YOUR GOAL: Extract every line that contains the string "shorts".

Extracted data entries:

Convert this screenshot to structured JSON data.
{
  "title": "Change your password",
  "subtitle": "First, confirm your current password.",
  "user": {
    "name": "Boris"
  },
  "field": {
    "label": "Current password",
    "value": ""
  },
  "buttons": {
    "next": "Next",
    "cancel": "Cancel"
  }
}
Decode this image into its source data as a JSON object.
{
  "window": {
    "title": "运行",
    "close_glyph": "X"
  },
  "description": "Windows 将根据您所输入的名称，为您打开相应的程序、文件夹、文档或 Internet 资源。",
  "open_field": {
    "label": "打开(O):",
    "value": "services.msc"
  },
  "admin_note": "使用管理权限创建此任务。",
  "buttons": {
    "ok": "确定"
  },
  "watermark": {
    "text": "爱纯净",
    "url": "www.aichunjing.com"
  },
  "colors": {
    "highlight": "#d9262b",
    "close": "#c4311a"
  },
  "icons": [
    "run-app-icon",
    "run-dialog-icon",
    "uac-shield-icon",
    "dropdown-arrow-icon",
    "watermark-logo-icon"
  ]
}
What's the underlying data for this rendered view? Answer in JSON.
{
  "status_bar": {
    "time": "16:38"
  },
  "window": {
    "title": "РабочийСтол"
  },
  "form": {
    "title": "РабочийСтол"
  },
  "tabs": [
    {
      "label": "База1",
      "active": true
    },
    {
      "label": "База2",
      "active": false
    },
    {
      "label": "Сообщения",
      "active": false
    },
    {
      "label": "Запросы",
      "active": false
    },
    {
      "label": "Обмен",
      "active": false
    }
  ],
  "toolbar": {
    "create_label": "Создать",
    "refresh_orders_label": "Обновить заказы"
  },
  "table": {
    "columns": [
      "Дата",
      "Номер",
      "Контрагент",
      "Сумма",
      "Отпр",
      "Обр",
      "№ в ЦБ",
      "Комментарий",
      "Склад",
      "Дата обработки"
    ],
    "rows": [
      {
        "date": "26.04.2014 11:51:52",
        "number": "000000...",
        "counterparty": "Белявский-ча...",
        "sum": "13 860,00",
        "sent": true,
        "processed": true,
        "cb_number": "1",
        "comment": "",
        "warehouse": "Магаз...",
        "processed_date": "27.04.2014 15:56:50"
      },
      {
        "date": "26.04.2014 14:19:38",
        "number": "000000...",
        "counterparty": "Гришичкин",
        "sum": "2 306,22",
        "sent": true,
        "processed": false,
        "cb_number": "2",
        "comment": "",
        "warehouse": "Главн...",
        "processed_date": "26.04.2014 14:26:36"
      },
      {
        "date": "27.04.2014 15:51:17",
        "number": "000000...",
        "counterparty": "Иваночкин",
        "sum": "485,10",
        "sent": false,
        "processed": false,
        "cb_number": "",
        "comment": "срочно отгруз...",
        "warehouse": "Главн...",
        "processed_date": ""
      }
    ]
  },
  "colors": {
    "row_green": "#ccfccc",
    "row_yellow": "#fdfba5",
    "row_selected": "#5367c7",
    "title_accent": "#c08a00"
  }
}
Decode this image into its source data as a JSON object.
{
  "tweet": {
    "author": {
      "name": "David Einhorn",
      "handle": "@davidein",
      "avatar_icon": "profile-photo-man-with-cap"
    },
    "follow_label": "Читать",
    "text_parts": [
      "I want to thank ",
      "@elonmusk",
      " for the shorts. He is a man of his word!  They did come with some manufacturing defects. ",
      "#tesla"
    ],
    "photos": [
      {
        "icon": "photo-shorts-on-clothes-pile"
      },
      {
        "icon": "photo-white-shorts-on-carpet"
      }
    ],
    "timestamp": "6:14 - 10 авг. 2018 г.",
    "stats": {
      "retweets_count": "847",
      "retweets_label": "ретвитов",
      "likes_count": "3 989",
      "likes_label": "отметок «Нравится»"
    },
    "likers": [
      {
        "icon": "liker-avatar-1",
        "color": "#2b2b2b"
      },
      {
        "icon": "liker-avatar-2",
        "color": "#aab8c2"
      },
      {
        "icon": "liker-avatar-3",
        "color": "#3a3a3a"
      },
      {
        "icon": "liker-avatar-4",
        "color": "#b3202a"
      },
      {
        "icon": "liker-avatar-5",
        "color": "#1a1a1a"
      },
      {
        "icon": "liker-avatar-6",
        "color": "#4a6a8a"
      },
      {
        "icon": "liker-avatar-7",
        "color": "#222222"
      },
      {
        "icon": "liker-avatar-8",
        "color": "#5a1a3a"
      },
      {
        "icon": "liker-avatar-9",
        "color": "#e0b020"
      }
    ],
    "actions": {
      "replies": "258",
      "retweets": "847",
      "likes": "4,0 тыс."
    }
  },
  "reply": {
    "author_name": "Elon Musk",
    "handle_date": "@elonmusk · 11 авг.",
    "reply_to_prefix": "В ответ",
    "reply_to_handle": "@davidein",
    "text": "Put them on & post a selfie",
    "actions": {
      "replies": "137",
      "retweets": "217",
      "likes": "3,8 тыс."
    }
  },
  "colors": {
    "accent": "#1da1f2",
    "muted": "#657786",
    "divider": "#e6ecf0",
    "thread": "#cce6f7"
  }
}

SOLUTION:
      " for the shorts. He is a man of his word!  They did come with some manufacturing defects. ",
        "icon": "photo-shorts-on-clothes-pile"
        "icon": "photo-white-shorts-on-carpet"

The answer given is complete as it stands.